Exercise directions: Reproduce the entries exactly.

##### Dataset rows

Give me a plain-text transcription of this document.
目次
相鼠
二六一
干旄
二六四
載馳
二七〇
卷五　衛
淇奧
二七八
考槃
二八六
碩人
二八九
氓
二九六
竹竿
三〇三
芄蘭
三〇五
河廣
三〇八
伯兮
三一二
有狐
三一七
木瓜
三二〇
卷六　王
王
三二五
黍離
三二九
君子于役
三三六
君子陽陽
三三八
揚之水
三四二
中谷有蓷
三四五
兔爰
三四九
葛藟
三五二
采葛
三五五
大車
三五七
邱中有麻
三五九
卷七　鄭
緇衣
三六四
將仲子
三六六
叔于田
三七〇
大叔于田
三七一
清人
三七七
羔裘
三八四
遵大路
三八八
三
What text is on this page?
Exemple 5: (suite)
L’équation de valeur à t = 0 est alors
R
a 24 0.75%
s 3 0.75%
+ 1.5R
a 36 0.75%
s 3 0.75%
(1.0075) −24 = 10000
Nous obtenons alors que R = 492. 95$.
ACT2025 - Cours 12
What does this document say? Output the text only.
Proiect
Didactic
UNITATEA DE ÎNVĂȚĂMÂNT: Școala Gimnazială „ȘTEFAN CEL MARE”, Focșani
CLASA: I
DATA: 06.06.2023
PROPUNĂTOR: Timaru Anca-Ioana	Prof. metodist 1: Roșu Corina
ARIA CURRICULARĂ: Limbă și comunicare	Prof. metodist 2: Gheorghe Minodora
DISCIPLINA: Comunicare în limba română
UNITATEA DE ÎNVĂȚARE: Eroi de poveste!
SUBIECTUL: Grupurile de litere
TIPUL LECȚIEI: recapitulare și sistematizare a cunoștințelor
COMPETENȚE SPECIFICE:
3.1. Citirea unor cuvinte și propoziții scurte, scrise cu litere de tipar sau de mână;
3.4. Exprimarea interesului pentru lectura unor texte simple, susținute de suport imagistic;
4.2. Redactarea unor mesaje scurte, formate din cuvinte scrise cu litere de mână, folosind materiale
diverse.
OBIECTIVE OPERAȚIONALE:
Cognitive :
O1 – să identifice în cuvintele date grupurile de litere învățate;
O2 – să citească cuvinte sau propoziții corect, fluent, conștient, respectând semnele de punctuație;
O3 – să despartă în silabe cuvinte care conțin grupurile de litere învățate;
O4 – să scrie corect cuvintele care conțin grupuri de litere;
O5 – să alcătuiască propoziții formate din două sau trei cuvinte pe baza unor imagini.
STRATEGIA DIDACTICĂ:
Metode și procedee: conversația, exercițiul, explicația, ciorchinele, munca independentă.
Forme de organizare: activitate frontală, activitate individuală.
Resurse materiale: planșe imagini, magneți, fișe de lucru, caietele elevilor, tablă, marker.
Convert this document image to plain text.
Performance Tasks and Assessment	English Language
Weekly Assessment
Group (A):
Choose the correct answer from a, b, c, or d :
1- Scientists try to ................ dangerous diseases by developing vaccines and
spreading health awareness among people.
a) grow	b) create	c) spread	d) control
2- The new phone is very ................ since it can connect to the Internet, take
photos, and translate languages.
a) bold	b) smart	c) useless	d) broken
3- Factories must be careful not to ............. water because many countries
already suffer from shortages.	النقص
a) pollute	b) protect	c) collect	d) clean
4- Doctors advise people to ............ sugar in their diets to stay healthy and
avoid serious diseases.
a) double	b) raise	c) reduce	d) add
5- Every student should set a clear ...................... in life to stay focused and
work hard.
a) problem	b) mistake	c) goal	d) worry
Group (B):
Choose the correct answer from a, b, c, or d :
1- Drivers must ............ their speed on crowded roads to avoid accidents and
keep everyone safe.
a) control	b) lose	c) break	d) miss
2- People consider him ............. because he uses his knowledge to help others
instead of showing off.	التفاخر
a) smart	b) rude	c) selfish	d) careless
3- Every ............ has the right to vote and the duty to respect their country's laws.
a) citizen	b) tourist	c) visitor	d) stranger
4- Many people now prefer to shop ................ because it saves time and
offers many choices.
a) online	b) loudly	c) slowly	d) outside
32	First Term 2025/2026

##########

Solution for this exercise:
Give me a plain-text transcription of this document.
目次
相鼠
二六一
干旄
二六四
載馳
二七〇
卷五　衛
淇奧
二七八
考槃
二八六
碩人
二八九
氓
二九六
竹竿
三〇三
芄蘭
三〇五
河廣
三〇八
伯兮
三一二
有狐
三一七
木瓜
三二〇
卷六　王
王
三二五
黍離
三二九
君子于役
三三六
君子陽陽
三三八
揚之水
三四二
中谷有蓷
三四五
兔爰
三四九
葛藟
三五二
采葛
三五五
大車
三五七
邱中有麻
三五九
卷七　鄭
緇衣
三六四
將仲子
三六六
叔于田
三七〇
大叔于田
三七一
清人
三七七
羔裘
三八四
遵大路
三八八
三
What text is on this page?
Exemple 5: (suite)
L’équation de valeur à t = 0 est alors
R
a 24 0.75%
s 3 0.75%
+ 1.5R
a 36 0.75%
s 3 0.75%
(1.0075) −24 = 10000
Nous obtenons alors que R = 492. 95$.
ACT2025 - Cours 12
What does this document say? Output the text only.
Proiect
Didactic
UNITATEA DE ÎNVĂȚĂMÂNT: Școala Gimnazială „ȘTEFAN CEL MARE”, Focșani
CLASA: I
DATA: 06.06.2023
PROPUNĂTOR: Timaru Anca-Ioana	Prof. metodist 1: Roșu Corina
ARIA CURRICULARĂ: Limbă și comunicare	Prof. metodist 2: Gheorghe Minodora
DISCIPLINA: Comunicare în limba română
UNITATEA DE ÎNVĂȚARE: Eroi de poveste!
SUBIECTUL: Grupurile de litere
TIPUL LECȚIEI: recapitulare și sistematizare a cunoștințelor
COMPETENȚE SPECIFICE:
3.1. Citirea unor cuvinte și propoziții scurte, scrise cu litere de tipar sau de mână;
3.4. Exprimarea interesului pentru lectura unor texte simple, susținute de suport imagistic;
4.2. Redactarea unor mesaje scurte, formate din cuvinte scrise cu litere de mână, folosind materiale
diverse.
OBIECTIVE OPERAȚIONALE:
Cognitive :
O1 – să identifice în cuvintele date grupurile de litere învățate;
O2 – să citească cuvinte sau propoziții corect, fluent, conștient, respectând semnele de punctuație;
O3 – să despartă în silabe cuvinte care conțin grupurile de litere învățate;
O4 – să scrie corect cuvintele care conțin grupuri de litere;
O5 – să alcătuiască propoziții formate din două sau trei cuvinte pe baza unor imagini.
STRATEGIA DIDACTICĂ:
Metode și procedee: conversația, exercițiul, explicația, ciorchinele, munca independentă.
Forme de organizare: activitate frontală, activitate individuală.
Resurse materiale: planșe imagini, magneți, fișe de lucru, caietele elevilor, tablă, marker.
Convert this document image to plain text.
Performance Tasks and Assessment	English Language
Weekly Assessment
Group (A):
Choose the correct answer from a, b, c, or d :
1- Scientists try to ................ dangerous diseases by developing vaccines and
spreading health awareness among people.
a) grow	b) create	c) spread	d) control
2- The new phone is very ................ since it can connect to the Internet, take
photos, and translate languages.
a) bold	b) smart	c) useless	d) broken
3- Factories must be careful not to ............. water because many countries
already suffer from shortages.	النقص
a) pollute	b) protect	c) collect	d) clean
4- Doctors advise people to ............ sugar in their diets to stay healthy and
avoid serious diseases.
a) double	b) raise	c) reduce	d) add
5- Every student should set a clear ...................... in life to stay focused and
work hard.
a) problem	b) mistake	c) goal	d) worry
Group (B):
Choose the correct answer from a, b, c, or d :
1- Drivers must ............ their speed on crowded roads to avoid accidents and
keep everyone safe.
a) control	b) lose	c) break	d) miss
2- People consider him ............. because he uses his knowledge to help others
instead of showing off.	التفاخر
a) smart	b) rude	c) selfish	d) careless
3- Every ............ has the right to vote and the duty to respect their country's laws.
a) citizen	b) tourist	c) visitor	d) stranger
4- Many people now prefer to shop ................ because it saves time and
offers many choices.
a) online	b) loudly	c) slowly	d) outside
32	First Term 2025/2026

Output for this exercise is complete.